Transcribe the material word for word, but without the images.

Records from a collection of figures
==================================================
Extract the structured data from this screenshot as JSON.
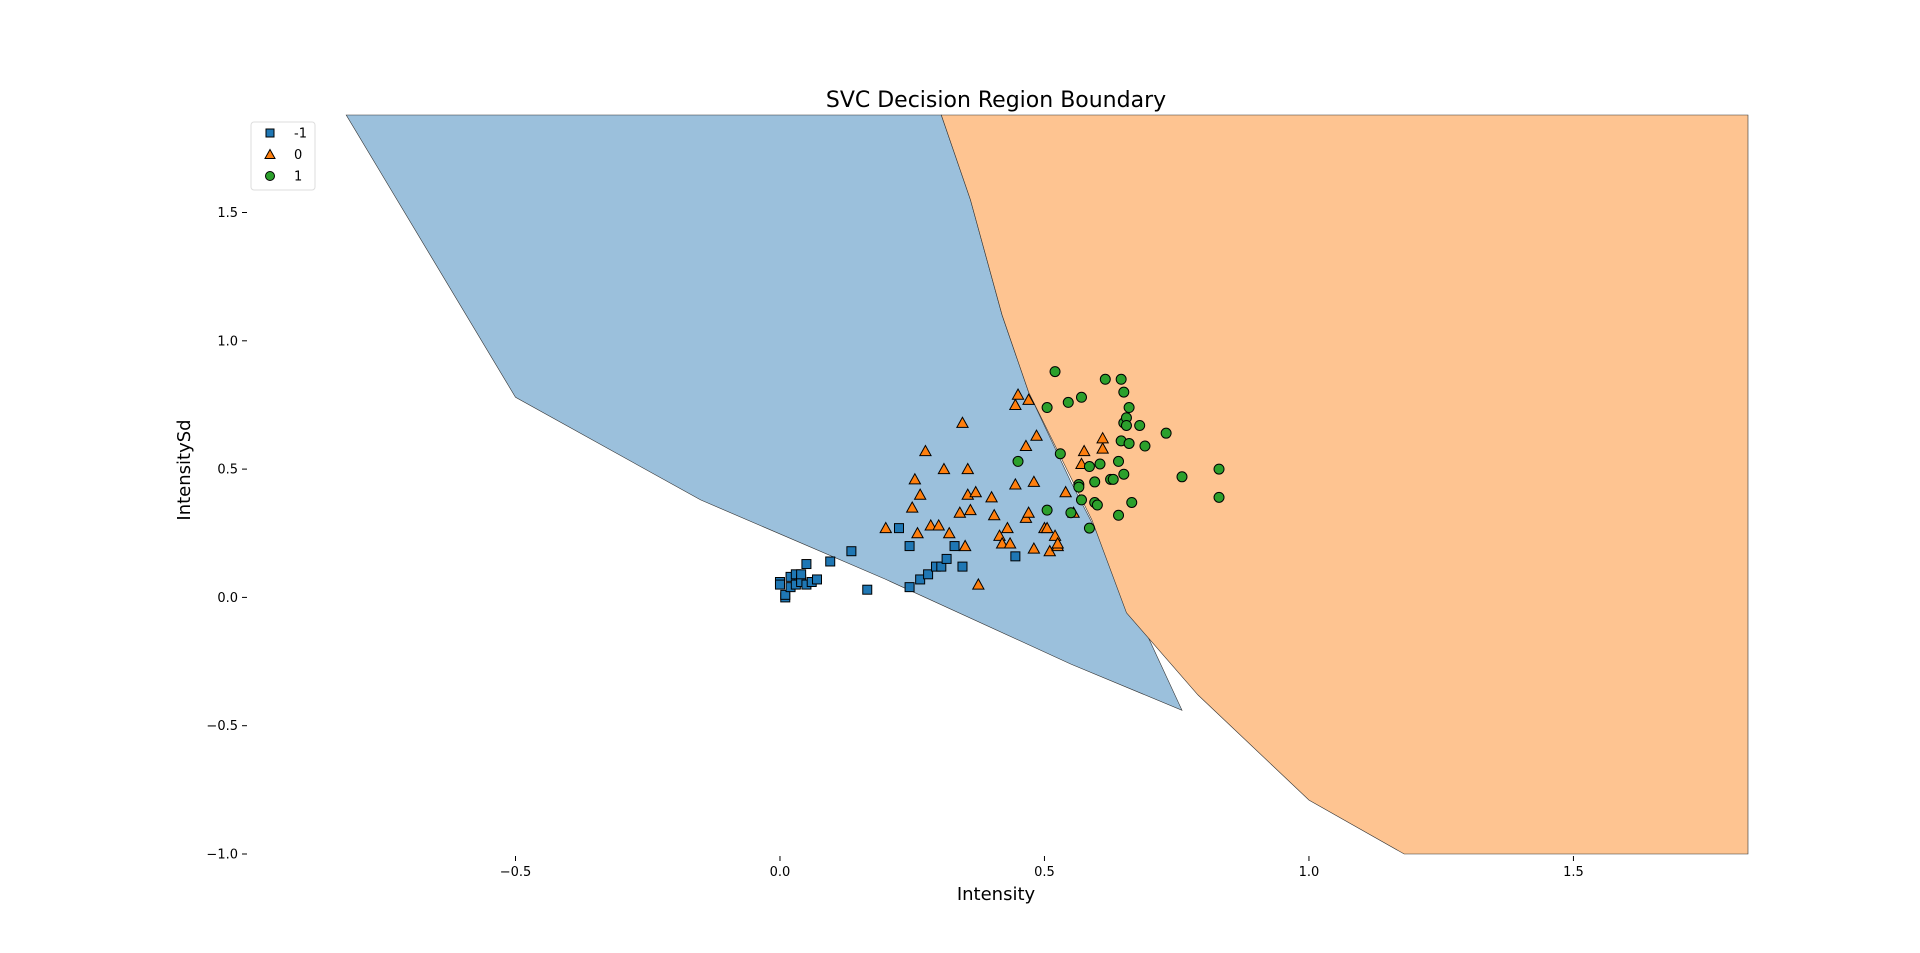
{
  "chart_data": {
    "type": "scatter",
    "title": "SVC Decision Region Boundary",
    "xlabel": "Intensity",
    "ylabel": "IntensitySd",
    "xlim": [
      -1.0,
      1.83
    ],
    "ylim": [
      -1.0,
      1.88
    ],
    "xticks": [
      -0.5,
      0.0,
      0.5,
      1.0,
      1.5
    ],
    "xtick_labels": [
      "−0.5",
      "0.0",
      "0.5",
      "1.0",
      "1.5"
    ],
    "yticks": [
      -1.0,
      -0.5,
      0.0,
      0.5,
      1.0,
      1.5
    ],
    "ytick_labels": [
      "−1.0",
      "−0.5",
      "0.0",
      "0.5",
      "1.0",
      "1.5"
    ],
    "grid": false,
    "legend_position": "top-left",
    "regions": [
      {
        "class": "-1",
        "color": "#9bc0dc",
        "polygon": [
          [
            -0.82,
            1.88
          ],
          [
            0.305,
            1.88
          ],
          [
            0.36,
            1.55
          ],
          [
            0.42,
            1.1
          ],
          [
            0.47,
            0.8
          ],
          [
            0.55,
            0.45
          ],
          [
            0.65,
            0.05
          ],
          [
            0.76,
            -0.44
          ],
          [
            0.55,
            -0.26
          ],
          [
            0.2,
            0.07
          ],
          [
            -0.15,
            0.38
          ],
          [
            -0.5,
            0.78
          ]
        ]
      },
      {
        "class": "0",
        "color": "#fec491",
        "polygon": [
          [
            0.305,
            1.88
          ],
          [
            1.83,
            1.88
          ],
          [
            1.83,
            -1.0
          ],
          [
            1.18,
            -1.0
          ],
          [
            1.0,
            -0.79
          ],
          [
            0.79,
            -0.38
          ],
          [
            0.655,
            -0.06
          ],
          [
            0.59,
            0.3
          ],
          [
            0.47,
            0.8
          ],
          [
            0.42,
            1.1
          ],
          [
            0.36,
            1.55
          ]
        ]
      }
    ],
    "series": [
      {
        "name": "-1",
        "marker": "square",
        "color": "#1f77b4",
        "points": [
          [
            0.0,
            0.06
          ],
          [
            0.0,
            0.05
          ],
          [
            0.01,
            0.0
          ],
          [
            0.01,
            0.01
          ],
          [
            0.02,
            0.04
          ],
          [
            0.02,
            0.08
          ],
          [
            0.03,
            0.05
          ],
          [
            0.03,
            0.09
          ],
          [
            0.04,
            0.07
          ],
          [
            0.04,
            0.06
          ],
          [
            0.04,
            0.09
          ],
          [
            0.05,
            0.13
          ],
          [
            0.05,
            0.05
          ],
          [
            0.06,
            0.06
          ],
          [
            0.07,
            0.07
          ],
          [
            0.095,
            0.14
          ],
          [
            0.135,
            0.18
          ],
          [
            0.165,
            0.03
          ],
          [
            0.225,
            0.27
          ],
          [
            0.245,
            0.2
          ],
          [
            0.245,
            0.04
          ],
          [
            0.265,
            0.07
          ],
          [
            0.28,
            0.09
          ],
          [
            0.295,
            0.12
          ],
          [
            0.305,
            0.12
          ],
          [
            0.315,
            0.15
          ],
          [
            0.33,
            0.2
          ],
          [
            0.345,
            0.12
          ],
          [
            0.445,
            0.16
          ]
        ]
      },
      {
        "name": "0",
        "marker": "triangle",
        "color": "#ff7f0e",
        "points": [
          [
            0.2,
            0.27
          ],
          [
            0.25,
            0.35
          ],
          [
            0.255,
            0.46
          ],
          [
            0.26,
            0.25
          ],
          [
            0.265,
            0.4
          ],
          [
            0.275,
            0.57
          ],
          [
            0.285,
            0.28
          ],
          [
            0.3,
            0.28
          ],
          [
            0.31,
            0.5
          ],
          [
            0.32,
            0.25
          ],
          [
            0.34,
            0.33
          ],
          [
            0.345,
            0.68
          ],
          [
            0.35,
            0.2
          ],
          [
            0.355,
            0.5
          ],
          [
            0.355,
            0.4
          ],
          [
            0.36,
            0.34
          ],
          [
            0.37,
            0.41
          ],
          [
            0.375,
            0.05
          ],
          [
            0.4,
            0.39
          ],
          [
            0.405,
            0.32
          ],
          [
            0.415,
            0.24
          ],
          [
            0.42,
            0.21
          ],
          [
            0.43,
            0.27
          ],
          [
            0.435,
            0.21
          ],
          [
            0.445,
            0.44
          ],
          [
            0.445,
            0.75
          ],
          [
            0.45,
            0.79
          ],
          [
            0.465,
            0.59
          ],
          [
            0.465,
            0.31
          ],
          [
            0.47,
            0.33
          ],
          [
            0.47,
            0.77
          ],
          [
            0.48,
            0.45
          ],
          [
            0.485,
            0.63
          ],
          [
            0.48,
            0.19
          ],
          [
            0.5,
            0.27
          ],
          [
            0.505,
            0.27
          ],
          [
            0.51,
            0.18
          ],
          [
            0.52,
            0.24
          ],
          [
            0.525,
            0.2
          ],
          [
            0.525,
            0.21
          ],
          [
            0.54,
            0.41
          ],
          [
            0.555,
            0.33
          ],
          [
            0.57,
            0.52
          ],
          [
            0.575,
            0.57
          ],
          [
            0.61,
            0.58
          ],
          [
            0.61,
            0.62
          ]
        ]
      },
      {
        "name": "1",
        "marker": "circle",
        "color": "#2ca02c",
        "points": [
          [
            0.45,
            0.53
          ],
          [
            0.505,
            0.34
          ],
          [
            0.505,
            0.74
          ],
          [
            0.52,
            0.88
          ],
          [
            0.53,
            0.56
          ],
          [
            0.545,
            0.76
          ],
          [
            0.55,
            0.33
          ],
          [
            0.565,
            0.44
          ],
          [
            0.565,
            0.43
          ],
          [
            0.57,
            0.38
          ],
          [
            0.57,
            0.78
          ],
          [
            0.585,
            0.27
          ],
          [
            0.585,
            0.51
          ],
          [
            0.595,
            0.45
          ],
          [
            0.595,
            0.37
          ],
          [
            0.6,
            0.36
          ],
          [
            0.605,
            0.52
          ],
          [
            0.615,
            0.85
          ],
          [
            0.625,
            0.46
          ],
          [
            0.63,
            0.46
          ],
          [
            0.64,
            0.53
          ],
          [
            0.64,
            0.32
          ],
          [
            0.645,
            0.61
          ],
          [
            0.645,
            0.85
          ],
          [
            0.65,
            0.48
          ],
          [
            0.65,
            0.8
          ],
          [
            0.65,
            0.68
          ],
          [
            0.655,
            0.7
          ],
          [
            0.655,
            0.67
          ],
          [
            0.66,
            0.74
          ],
          [
            0.66,
            0.6
          ],
          [
            0.665,
            0.37
          ],
          [
            0.68,
            0.67
          ],
          [
            0.69,
            0.59
          ],
          [
            0.73,
            0.64
          ],
          [
            0.76,
            0.47
          ],
          [
            0.83,
            0.39
          ],
          [
            0.83,
            0.5
          ]
        ]
      }
    ]
  }
}
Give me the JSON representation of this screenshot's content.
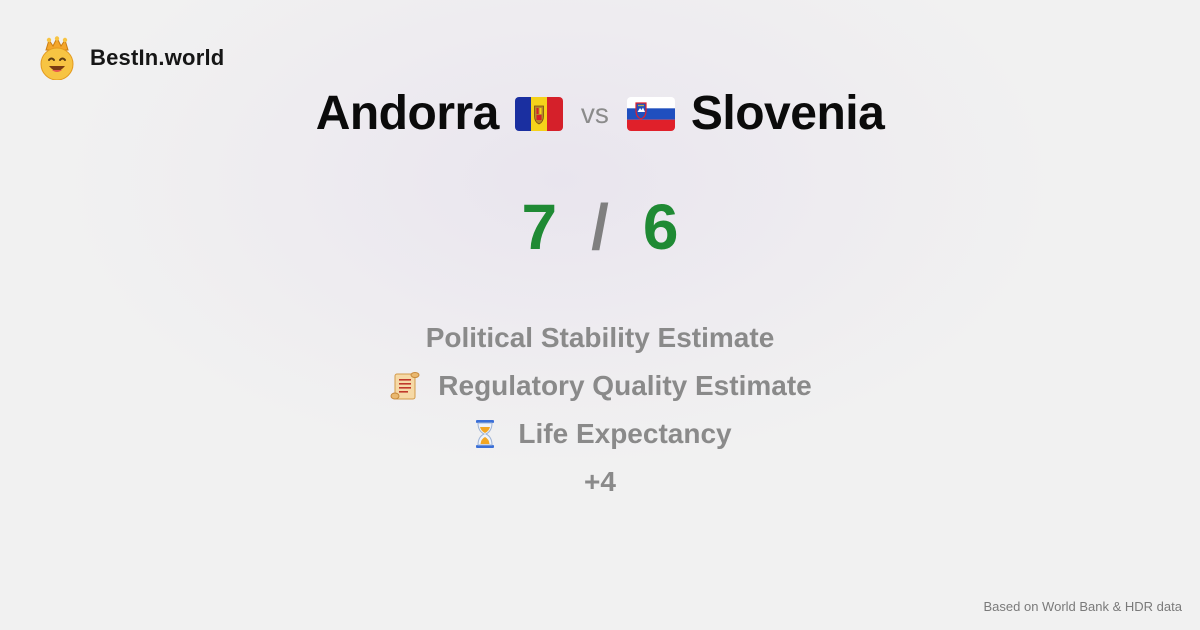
==================================================
### Problem solution:
Extract the structured data from this screenshot as JSON.
{
  "chart_data": {
    "type": "scatter",
    "title": "SVC Decision Region Boundary",
    "xlabel": "Intensity",
    "ylabel": "IntensitySd",
    "xlim": [
      -1.0,
      1.83
    ],
    "ylim": [
      -1.0,
      1.88
    ],
    "xticks": [
      -0.5,
      0.0,
      0.5,
      1.0,
      1.5
    ],
    "xtick_labels": [
      "−0.5",
      "0.0",
      "0.5",
      "1.0",
      "1.5"
    ],
    "yticks": [
      -1.0,
      -0.5,
      0.0,
      0.5,
      1.0,
      1.5
    ],
    "ytick_labels": [
      "−1.0",
      "−0.5",
      "0.0",
      "0.5",
      "1.0",
      "1.5"
    ],
    "grid": false,
    "legend_position": "top-left",
    "regions": [
      {
        "class": "-1",
        "color": "#9bc0dc",
        "polygon": [
          [
            -0.82,
            1.88
          ],
          [
            0.305,
            1.88
          ],
          [
            0.36,
            1.55
          ],
          [
            0.42,
            1.1
          ],
          [
            0.47,
            0.8
          ],
          [
            0.55,
            0.45
          ],
          [
            0.65,
            0.05
          ],
          [
            0.76,
            -0.44
          ],
          [
            0.55,
            -0.26
          ],
          [
            0.2,
            0.07
          ],
          [
            -0.15,
            0.38
          ],
          [
            -0.5,
            0.78
          ]
        ]
      },
      {
        "class": "0",
        "color": "#fec491",
        "polygon": [
          [
            0.305,
            1.88
          ],
          [
            1.83,
            1.88
          ],
          [
            1.83,
            -1.0
          ],
          [
            1.18,
            -1.0
          ],
          [
            1.0,
            -0.79
          ],
          [
            0.79,
            -0.38
          ],
          [
            0.655,
            -0.06
          ],
          [
            0.59,
            0.3
          ],
          [
            0.47,
            0.8
          ],
          [
            0.42,
            1.1
          ],
          [
            0.36,
            1.55
          ]
        ]
      }
    ],
    "series": [
      {
        "name": "-1",
        "marker": "square",
        "color": "#1f77b4",
        "points": [
          [
            0.0,
            0.06
          ],
          [
            0.0,
            0.05
          ],
          [
            0.01,
            0.0
          ],
          [
            0.01,
            0.01
          ],
          [
            0.02,
            0.04
          ],
          [
            0.02,
            0.08
          ],
          [
            0.03,
            0.05
          ],
          [
            0.03,
            0.09
          ],
          [
            0.04,
            0.07
          ],
          [
            0.04,
            0.06
          ],
          [
            0.04,
            0.09
          ],
          [
            0.05,
            0.13
          ],
          [
            0.05,
            0.05
          ],
          [
            0.06,
            0.06
          ],
          [
            0.07,
            0.07
          ],
          [
            0.095,
            0.14
          ],
          [
            0.135,
            0.18
          ],
          [
            0.165,
            0.03
          ],
          [
            0.225,
            0.27
          ],
          [
            0.245,
            0.2
          ],
          [
            0.245,
            0.04
          ],
          [
            0.265,
            0.07
          ],
          [
            0.28,
            0.09
          ],
          [
            0.295,
            0.12
          ],
          [
            0.305,
            0.12
          ],
          [
            0.315,
            0.15
          ],
          [
            0.33,
            0.2
          ],
          [
            0.345,
            0.12
          ],
          [
            0.445,
            0.16
          ]
        ]
      },
      {
        "name": "0",
        "marker": "triangle",
        "color": "#ff7f0e",
        "points": [
          [
            0.2,
            0.27
          ],
          [
            0.25,
            0.35
          ],
          [
            0.255,
            0.46
          ],
          [
            0.26,
            0.25
          ],
          [
            0.265,
            0.4
          ],
          [
            0.275,
            0.57
          ],
          [
            0.285,
            0.28
          ],
          [
            0.3,
            0.28
          ],
          [
            0.31,
            0.5
          ],
          [
            0.32,
            0.25
          ],
          [
            0.34,
            0.33
          ],
          [
            0.345,
            0.68
          ],
          [
            0.35,
            0.2
          ],
          [
            0.355,
            0.5
          ],
          [
            0.355,
            0.4
          ],
          [
            0.36,
            0.34
          ],
          [
            0.37,
            0.41
          ],
          [
            0.375,
            0.05
          ],
          [
            0.4,
            0.39
          ],
          [
            0.405,
            0.32
          ],
          [
            0.415,
            0.24
          ],
          [
            0.42,
            0.21
          ],
          [
            0.43,
            0.27
          ],
          [
            0.435,
            0.21
          ],
          [
            0.445,
            0.44
          ],
          [
            0.445,
            0.75
          ],
          [
            0.45,
            0.79
          ],
          [
            0.465,
            0.59
          ],
          [
            0.465,
            0.31
          ],
          [
            0.47,
            0.33
          ],
          [
            0.47,
            0.77
          ],
          [
            0.48,
            0.45
          ],
          [
            0.485,
            0.63
          ],
          [
            0.48,
            0.19
          ],
          [
            0.5,
            0.27
          ],
          [
            0.505,
            0.27
          ],
          [
            0.51,
            0.18
          ],
          [
            0.52,
            0.24
          ],
          [
            0.525,
            0.2
          ],
          [
            0.525,
            0.21
          ],
          [
            0.54,
            0.41
          ],
          [
            0.555,
            0.33
          ],
          [
            0.57,
            0.52
          ],
          [
            0.575,
            0.57
          ],
          [
            0.61,
            0.58
          ],
          [
            0.61,
            0.62
          ]
        ]
      },
      {
        "name": "1",
        "marker": "circle",
        "color": "#2ca02c",
        "points": [
          [
            0.45,
            0.53
          ],
          [
            0.505,
            0.34
          ],
          [
            0.505,
            0.74
          ],
          [
            0.52,
            0.88
          ],
          [
            0.53,
            0.56
          ],
          [
            0.545,
            0.76
          ],
          [
            0.55,
            0.33
          ],
          [
            0.565,
            0.44
          ],
          [
            0.565,
            0.43
          ],
          [
            0.57,
            0.38
          ],
          [
            0.57,
            0.78
          ],
          [
            0.585,
            0.27
          ],
          [
            0.585,
            0.51
          ],
          [
            0.595,
            0.45
          ],
          [
            0.595,
            0.37
          ],
          [
            0.6,
            0.36
          ],
          [
            0.605,
            0.52
          ],
          [
            0.615,
            0.85
          ],
          [
            0.625,
            0.46
          ],
          [
            0.63,
            0.46
          ],
          [
            0.64,
            0.53
          ],
          [
            0.64,
            0.32
          ],
          [
            0.645,
            0.61
          ],
          [
            0.645,
            0.85
          ],
          [
            0.65,
            0.48
          ],
          [
            0.65,
            0.8
          ],
          [
            0.65,
            0.68
          ],
          [
            0.655,
            0.7
          ],
          [
            0.655,
            0.67
          ],
          [
            0.66,
            0.74
          ],
          [
            0.66,
            0.6
          ],
          [
            0.665,
            0.37
          ],
          [
            0.68,
            0.67
          ],
          [
            0.69,
            0.59
          ],
          [
            0.73,
            0.64
          ],
          [
            0.76,
            0.47
          ],
          [
            0.83,
            0.39
          ],
          [
            0.83,
            0.5
          ]
        ]
      }
    ]
  }
}
Give me the JSON representation of this screenshot's content.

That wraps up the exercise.